◆ **Requirements**
Copy out all the data, word for word.

-- Begin --

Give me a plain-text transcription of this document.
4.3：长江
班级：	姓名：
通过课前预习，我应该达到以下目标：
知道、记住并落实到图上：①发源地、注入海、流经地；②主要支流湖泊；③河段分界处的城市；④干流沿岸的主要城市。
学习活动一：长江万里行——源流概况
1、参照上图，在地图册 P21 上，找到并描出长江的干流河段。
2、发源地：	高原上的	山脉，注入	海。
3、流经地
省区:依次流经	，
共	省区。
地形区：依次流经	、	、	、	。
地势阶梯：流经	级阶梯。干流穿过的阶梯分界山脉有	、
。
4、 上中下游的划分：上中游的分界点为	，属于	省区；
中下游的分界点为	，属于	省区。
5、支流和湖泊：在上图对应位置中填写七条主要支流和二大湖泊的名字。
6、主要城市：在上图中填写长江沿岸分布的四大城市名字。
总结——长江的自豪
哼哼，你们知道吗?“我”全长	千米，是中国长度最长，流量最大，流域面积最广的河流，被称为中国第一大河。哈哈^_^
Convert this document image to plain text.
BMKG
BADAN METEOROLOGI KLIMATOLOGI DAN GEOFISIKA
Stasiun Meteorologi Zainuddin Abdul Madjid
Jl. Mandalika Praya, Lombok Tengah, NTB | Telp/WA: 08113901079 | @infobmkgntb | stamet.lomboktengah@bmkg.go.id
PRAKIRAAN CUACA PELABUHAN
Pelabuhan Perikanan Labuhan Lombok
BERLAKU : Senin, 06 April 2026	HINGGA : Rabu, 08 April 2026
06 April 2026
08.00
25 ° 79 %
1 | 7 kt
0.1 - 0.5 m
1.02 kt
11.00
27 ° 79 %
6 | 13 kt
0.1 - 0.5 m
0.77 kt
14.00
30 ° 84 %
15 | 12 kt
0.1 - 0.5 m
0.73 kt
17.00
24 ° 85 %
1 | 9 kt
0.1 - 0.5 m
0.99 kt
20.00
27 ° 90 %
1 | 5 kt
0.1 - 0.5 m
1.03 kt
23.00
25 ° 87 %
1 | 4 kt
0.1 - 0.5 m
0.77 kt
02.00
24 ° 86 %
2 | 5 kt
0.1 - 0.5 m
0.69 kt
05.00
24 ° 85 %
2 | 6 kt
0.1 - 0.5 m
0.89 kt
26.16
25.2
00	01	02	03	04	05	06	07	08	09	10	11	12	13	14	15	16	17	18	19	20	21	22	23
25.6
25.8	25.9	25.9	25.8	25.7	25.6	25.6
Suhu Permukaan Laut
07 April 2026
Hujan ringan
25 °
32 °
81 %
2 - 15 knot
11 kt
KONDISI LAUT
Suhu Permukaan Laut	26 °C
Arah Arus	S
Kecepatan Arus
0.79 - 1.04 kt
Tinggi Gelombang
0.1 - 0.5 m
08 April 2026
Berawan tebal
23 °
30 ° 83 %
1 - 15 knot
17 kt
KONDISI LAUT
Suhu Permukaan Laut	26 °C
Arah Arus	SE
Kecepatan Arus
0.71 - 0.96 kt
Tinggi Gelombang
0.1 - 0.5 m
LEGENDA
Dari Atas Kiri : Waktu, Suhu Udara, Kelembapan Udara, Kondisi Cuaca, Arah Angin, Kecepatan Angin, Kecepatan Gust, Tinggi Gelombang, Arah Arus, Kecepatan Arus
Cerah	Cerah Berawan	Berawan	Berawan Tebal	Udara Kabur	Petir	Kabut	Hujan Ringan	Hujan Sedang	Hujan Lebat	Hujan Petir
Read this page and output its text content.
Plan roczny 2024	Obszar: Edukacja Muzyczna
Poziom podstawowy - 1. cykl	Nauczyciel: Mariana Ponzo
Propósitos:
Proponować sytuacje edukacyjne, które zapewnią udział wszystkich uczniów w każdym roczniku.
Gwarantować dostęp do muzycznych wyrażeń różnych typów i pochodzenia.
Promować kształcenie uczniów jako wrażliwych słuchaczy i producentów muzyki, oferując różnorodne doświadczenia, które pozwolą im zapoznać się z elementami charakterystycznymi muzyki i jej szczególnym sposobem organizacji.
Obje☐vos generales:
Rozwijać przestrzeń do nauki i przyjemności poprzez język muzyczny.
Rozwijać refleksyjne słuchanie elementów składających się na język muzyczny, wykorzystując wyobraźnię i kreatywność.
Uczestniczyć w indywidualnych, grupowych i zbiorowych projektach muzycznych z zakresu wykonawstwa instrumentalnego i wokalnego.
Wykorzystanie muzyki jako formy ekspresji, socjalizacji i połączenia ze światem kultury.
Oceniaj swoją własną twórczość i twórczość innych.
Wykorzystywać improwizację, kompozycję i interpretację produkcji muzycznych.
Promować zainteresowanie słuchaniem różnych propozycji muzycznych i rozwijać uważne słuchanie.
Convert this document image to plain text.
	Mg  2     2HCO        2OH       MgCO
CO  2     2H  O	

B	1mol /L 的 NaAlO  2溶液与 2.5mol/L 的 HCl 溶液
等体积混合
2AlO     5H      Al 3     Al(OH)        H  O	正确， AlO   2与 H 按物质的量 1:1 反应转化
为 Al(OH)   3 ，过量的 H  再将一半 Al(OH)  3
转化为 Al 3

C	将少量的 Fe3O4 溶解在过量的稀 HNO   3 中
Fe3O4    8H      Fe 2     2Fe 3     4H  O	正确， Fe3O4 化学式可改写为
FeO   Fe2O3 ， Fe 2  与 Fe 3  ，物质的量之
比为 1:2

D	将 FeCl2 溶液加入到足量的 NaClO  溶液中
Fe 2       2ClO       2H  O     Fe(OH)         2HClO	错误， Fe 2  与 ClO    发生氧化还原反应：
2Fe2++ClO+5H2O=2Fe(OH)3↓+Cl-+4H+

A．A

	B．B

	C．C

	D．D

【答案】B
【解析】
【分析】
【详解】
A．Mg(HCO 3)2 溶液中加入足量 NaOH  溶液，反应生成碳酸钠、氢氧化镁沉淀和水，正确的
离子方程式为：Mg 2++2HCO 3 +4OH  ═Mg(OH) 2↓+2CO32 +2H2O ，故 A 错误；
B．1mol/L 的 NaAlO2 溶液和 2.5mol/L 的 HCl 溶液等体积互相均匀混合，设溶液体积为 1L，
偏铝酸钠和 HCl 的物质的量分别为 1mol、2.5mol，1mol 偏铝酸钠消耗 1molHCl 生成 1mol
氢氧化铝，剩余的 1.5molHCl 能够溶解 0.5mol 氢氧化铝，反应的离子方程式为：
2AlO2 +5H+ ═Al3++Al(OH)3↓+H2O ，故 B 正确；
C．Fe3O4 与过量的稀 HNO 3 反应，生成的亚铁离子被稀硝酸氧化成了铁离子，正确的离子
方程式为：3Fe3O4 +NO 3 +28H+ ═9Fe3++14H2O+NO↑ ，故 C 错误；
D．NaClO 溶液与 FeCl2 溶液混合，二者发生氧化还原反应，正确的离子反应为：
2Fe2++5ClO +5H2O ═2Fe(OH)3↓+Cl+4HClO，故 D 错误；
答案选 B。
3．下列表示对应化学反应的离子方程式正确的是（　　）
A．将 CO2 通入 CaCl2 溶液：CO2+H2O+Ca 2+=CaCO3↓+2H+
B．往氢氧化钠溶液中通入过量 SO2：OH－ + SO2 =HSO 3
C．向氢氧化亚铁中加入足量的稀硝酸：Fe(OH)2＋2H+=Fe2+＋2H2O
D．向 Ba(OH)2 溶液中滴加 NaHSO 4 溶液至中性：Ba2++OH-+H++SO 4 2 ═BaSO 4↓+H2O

-- End --

◆ **The output**
Give me a plain-text transcription of this document.
4.3：长江
班级：	姓名：
通过课前预习，我应该达到以下目标：
知道、记住并落实到图上：①发源地、注入海、流经地；②主要支流湖泊；③河段分界处的城市；④干流沿岸的主要城市。
学习活动一：长江万里行——源流概况
1、参照上图，在地图册 P21 上，找到并描出长江的干流河段。
2、发源地：	高原上的	山脉，注入	海。
3、流经地
省区:依次流经	，
共	省区。
地形区：依次流经	、	、	、	。
地势阶梯：流经	级阶梯。干流穿过的阶梯分界山脉有	、
。
4、 上中下游的划分：上中游的分界点为	，属于	省区；
中下游的分界点为	，属于	省区。
5、支流和湖泊：在上图对应位置中填写七条主要支流和二大湖泊的名字。
6、主要城市：在上图中填写长江沿岸分布的四大城市名字。
总结——长江的自豪
哼哼，你们知道吗?“我”全长	千米，是中国长度最长，流量最大，流域面积最广的河流，被称为中国第一大河。哈哈^_^
Convert this document image to plain text.
BMKG
BADAN METEOROLOGI KLIMATOLOGI DAN GEOFISIKA
Stasiun Meteorologi Zainuddin Abdul Madjid
Jl. Mandalika Praya, Lombok Tengah, NTB | Telp/WA: 08113901079 | @infobmkgntb | stamet.lomboktengah@bmkg.go.id
PRAKIRAAN CUACA PELABUHAN
Pelabuhan Perikanan Labuhan Lombok
BERLAKU : Senin, 06 April 2026	HINGGA : Rabu, 08 April 2026
06 April 2026
08.00
25 ° 79 %
1 | 7 kt
0.1 - 0.5 m
1.02 kt
11.00
27 ° 79 %
6 | 13 kt
0.1 - 0.5 m
0.77 kt
14.00
30 ° 84 %
15 | 12 kt
0.1 - 0.5 m
0.73 kt
17.00
24 ° 85 %
1 | 9 kt
0.1 - 0.5 m
0.99 kt
20.00
27 ° 90 %
1 | 5 kt
0.1 - 0.5 m
1.03 kt
23.00
25 ° 87 %
1 | 4 kt
0.1 - 0.5 m
0.77 kt
02.00
24 ° 86 %
2 | 5 kt
0.1 - 0.5 m
0.69 kt
05.00
24 ° 85 %
2 | 6 kt
0.1 - 0.5 m
0.89 kt
26.16
25.2
00	01	02	03	04	05	06	07	08	09	10	11	12	13	14	15	16	17	18	19	20	21	22	23
25.6
25.8	25.9	25.9	25.8	25.7	25.6	25.6
Suhu Permukaan Laut
07 April 2026
Hujan ringan
25 °
32 °
81 %
2 - 15 knot
11 kt
KONDISI LAUT
Suhu Permukaan Laut	26 °C
Arah Arus	S
Kecepatan Arus
0.79 - 1.04 kt
Tinggi Gelombang
0.1 - 0.5 m
08 April 2026
Berawan tebal
23 °
30 ° 83 %
1 - 15 knot
17 kt
KONDISI LAUT
Suhu Permukaan Laut	26 °C
Arah Arus	SE
Kecepatan Arus
0.71 - 0.96 kt
Tinggi Gelombang
0.1 - 0.5 m
LEGENDA
Dari Atas Kiri : Waktu, Suhu Udara, Kelembapan Udara, Kondisi Cuaca, Arah Angin, Kecepatan Angin, Kecepatan Gust, Tinggi Gelombang, Arah Arus, Kecepatan Arus
Cerah	Cerah Berawan	Berawan	Berawan Tebal	Udara Kabur	Petir	Kabut	Hujan Ringan	Hujan Sedang	Hujan Lebat	Hujan Petir
Read this page and output its text content.
Plan roczny 2024	Obszar: Edukacja Muzyczna
Poziom podstawowy - 1. cykl	Nauczyciel: Mariana Ponzo
Propósitos:
Proponować sytuacje edukacyjne, które zapewnią udział wszystkich uczniów w każdym roczniku.
Gwarantować dostęp do muzycznych wyrażeń różnych typów i pochodzenia.
Promować kształcenie uczniów jako wrażliwych słuchaczy i producentów muzyki, oferując różnorodne doświadczenia, które pozwolą im zapoznać się z elementami charakterystycznymi muzyki i jej szczególnym sposobem organizacji.
Obje☐vos generales:
Rozwijać przestrzeń do nauki i przyjemności poprzez język muzyczny.
Rozwijać refleksyjne słuchanie elementów składających się na język muzyczny, wykorzystując wyobraźnię i kreatywność.
Uczestniczyć w indywidualnych, grupowych i zbiorowych projektach muzycznych z zakresu wykonawstwa instrumentalnego i wokalnego.
Wykorzystanie muzyki jako formy ekspresji, socjalizacji i połączenia ze światem kultury.
Oceniaj swoją własną twórczość i twórczość innych.
Wykorzystywać improwizację, kompozycję i interpretację produkcji muzycznych.
Promować zainteresowanie słuchaniem różnych propozycji muzycznych i rozwijać uważne słuchanie.
Convert this document image to plain text.
	Mg  2     2HCO        2OH       MgCO
CO  2     2H  O	

B	1mol /L 的 NaAlO  2溶液与 2.5mol/L 的 HCl 溶液
等体积混合
2AlO     5H      Al 3     Al(OH)        H  O	正确， AlO   2与 H 按物质的量 1:1 反应转化
为 Al(OH)   3 ，过量的 H  再将一半 Al(OH)  3
转化为 Al 3

C	将少量的 Fe3O4 溶解在过量的稀 HNO   3 中
Fe3O4    8H      Fe 2     2Fe 3     4H  O	正确， Fe3O4 化学式可改写为
FeO   Fe2O3 ， Fe 2  与 Fe 3  ，物质的量之
比为 1:2

D	将 FeCl2 溶液加入到足量的 NaClO  溶液中
Fe 2       2ClO       2H  O     Fe(OH)         2HClO	错误， Fe 2  与 ClO    发生氧化还原反应：
2Fe2++ClO+5H2O=2Fe(OH)3↓+Cl-+4H+

A．A

	B．B

	C．C

	D．D

【答案】B
【解析】
【分析】
【详解】
A．Mg(HCO 3)2 溶液中加入足量 NaOH  溶液，反应生成碳酸钠、氢氧化镁沉淀和水，正确的
离子方程式为：Mg 2++2HCO 3 +4OH  ═Mg(OH) 2↓+2CO32 +2H2O ，故 A 错误；
B．1mol/L 的 NaAlO2 溶液和 2.5mol/L 的 HCl 溶液等体积互相均匀混合，设溶液体积为 1L，
偏铝酸钠和 HCl 的物质的量分别为 1mol、2.5mol，1mol 偏铝酸钠消耗 1molHCl 生成 1mol
氢氧化铝，剩余的 1.5molHCl 能够溶解 0.5mol 氢氧化铝，反应的离子方程式为：
2AlO2 +5H+ ═Al3++Al(OH)3↓+H2O ，故 B 正确；
C．Fe3O4 与过量的稀 HNO 3 反应，生成的亚铁离子被稀硝酸氧化成了铁离子，正确的离子
方程式为：3Fe3O4 +NO 3 +28H+ ═9Fe3++14H2O+NO↑ ，故 C 错误；
D．NaClO 溶液与 FeCl2 溶液混合，二者发生氧化还原反应，正确的离子反应为：
2Fe2++5ClO +5H2O ═2Fe(OH)3↓+Cl+4HClO，故 D 错误；
答案选 B。
3．下列表示对应化学反应的离子方程式正确的是（　　）
A．将 CO2 通入 CaCl2 溶液：CO2+H2O+Ca 2+=CaCO3↓+2H+
B．往氢氧化钠溶液中通入过量 SO2：OH－ + SO2 =HSO 3
C．向氢氧化亚铁中加入足量的稀硝酸：Fe(OH)2＋2H+=Fe2+＋2H2O
D．向 Ba(OH)2 溶液中滴加 NaHSO 4 溶液至中性：Ba2++OH-+H++SO 4 2 ═BaSO 4↓+H2O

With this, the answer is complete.